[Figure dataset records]
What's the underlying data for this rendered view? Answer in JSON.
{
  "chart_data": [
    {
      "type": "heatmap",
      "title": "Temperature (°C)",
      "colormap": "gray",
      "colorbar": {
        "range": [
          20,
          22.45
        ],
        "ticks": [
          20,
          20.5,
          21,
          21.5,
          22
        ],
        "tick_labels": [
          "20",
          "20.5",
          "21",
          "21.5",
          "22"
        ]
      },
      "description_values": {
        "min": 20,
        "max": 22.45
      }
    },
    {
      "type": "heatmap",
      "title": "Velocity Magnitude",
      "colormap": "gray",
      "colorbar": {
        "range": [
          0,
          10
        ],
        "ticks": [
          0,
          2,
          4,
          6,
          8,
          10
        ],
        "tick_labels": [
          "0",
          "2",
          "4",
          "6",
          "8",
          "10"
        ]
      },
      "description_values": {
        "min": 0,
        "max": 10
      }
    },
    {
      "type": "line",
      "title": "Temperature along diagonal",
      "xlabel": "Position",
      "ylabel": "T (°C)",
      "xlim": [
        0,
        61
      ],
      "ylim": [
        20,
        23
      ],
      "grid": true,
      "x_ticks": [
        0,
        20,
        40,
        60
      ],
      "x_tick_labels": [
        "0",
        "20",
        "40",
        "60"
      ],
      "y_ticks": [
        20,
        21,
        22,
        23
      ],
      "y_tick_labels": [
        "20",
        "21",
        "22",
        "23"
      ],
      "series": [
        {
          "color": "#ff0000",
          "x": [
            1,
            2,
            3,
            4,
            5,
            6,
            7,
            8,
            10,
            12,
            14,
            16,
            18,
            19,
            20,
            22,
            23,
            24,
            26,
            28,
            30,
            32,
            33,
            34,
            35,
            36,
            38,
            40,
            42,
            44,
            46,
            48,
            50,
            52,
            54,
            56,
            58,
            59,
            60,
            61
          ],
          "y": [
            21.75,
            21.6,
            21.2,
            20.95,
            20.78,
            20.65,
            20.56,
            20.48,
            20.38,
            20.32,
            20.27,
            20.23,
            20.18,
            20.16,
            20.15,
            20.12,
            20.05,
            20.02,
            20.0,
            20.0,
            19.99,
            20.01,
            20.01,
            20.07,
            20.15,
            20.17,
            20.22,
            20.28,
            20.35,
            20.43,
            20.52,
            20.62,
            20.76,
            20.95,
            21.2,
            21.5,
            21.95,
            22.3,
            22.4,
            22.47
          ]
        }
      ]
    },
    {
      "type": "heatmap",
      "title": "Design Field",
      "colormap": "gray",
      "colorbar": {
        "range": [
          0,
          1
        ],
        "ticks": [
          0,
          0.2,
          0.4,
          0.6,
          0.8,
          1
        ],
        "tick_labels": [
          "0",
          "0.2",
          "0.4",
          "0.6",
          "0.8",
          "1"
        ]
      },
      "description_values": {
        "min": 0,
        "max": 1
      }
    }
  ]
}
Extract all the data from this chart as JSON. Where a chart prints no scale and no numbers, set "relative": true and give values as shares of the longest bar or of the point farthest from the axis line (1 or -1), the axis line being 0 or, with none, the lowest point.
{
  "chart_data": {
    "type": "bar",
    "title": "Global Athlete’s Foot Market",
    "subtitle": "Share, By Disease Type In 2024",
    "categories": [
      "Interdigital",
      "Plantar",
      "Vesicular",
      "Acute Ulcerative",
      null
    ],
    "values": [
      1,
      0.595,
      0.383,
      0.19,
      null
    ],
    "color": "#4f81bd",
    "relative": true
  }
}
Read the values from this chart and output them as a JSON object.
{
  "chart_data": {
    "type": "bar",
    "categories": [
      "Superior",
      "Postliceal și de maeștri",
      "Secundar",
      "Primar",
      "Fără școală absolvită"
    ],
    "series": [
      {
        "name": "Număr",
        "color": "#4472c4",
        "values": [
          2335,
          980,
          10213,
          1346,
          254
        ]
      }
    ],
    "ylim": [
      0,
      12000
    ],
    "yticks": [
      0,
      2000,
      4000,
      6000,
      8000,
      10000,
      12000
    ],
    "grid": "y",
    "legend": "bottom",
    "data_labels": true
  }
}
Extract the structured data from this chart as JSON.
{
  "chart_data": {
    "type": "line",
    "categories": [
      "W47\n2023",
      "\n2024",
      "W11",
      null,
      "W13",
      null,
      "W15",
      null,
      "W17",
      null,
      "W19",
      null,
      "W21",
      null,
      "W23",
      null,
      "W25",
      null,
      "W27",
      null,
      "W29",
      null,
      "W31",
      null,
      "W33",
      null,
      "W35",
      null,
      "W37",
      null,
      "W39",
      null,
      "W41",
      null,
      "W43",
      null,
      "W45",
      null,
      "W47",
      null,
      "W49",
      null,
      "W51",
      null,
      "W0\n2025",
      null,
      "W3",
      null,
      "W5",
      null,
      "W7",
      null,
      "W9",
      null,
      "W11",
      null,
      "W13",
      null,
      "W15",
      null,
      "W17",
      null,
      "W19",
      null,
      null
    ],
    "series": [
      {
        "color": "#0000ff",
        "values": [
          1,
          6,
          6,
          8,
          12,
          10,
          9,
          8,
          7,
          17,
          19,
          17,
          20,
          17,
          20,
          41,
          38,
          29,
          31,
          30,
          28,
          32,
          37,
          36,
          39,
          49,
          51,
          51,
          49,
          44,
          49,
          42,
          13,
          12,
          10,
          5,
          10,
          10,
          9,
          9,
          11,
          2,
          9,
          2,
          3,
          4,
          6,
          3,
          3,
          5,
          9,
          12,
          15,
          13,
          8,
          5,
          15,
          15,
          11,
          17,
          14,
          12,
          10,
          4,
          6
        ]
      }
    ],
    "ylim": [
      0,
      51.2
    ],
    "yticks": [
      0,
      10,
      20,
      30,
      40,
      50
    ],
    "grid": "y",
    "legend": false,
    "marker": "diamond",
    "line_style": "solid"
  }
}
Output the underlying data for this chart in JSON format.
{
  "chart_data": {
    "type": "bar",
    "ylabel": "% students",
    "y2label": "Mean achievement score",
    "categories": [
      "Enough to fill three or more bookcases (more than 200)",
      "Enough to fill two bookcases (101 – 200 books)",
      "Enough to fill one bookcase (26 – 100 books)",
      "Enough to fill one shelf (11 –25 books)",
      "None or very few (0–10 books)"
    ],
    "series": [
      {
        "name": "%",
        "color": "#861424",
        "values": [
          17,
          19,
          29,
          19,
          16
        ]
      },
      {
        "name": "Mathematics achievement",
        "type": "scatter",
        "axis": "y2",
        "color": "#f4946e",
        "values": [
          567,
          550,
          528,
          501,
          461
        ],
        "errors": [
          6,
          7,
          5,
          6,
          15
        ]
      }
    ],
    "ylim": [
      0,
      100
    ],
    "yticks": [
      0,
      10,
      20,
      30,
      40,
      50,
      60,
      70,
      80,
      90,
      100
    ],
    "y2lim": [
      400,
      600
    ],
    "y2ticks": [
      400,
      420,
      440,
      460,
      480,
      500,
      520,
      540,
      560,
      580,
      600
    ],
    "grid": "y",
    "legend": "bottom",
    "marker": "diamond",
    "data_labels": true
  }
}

=== Your task ===
Provide the count, and nothing else, of lines in the data above where the word "bookcases" occurs.

=== Task response ===
2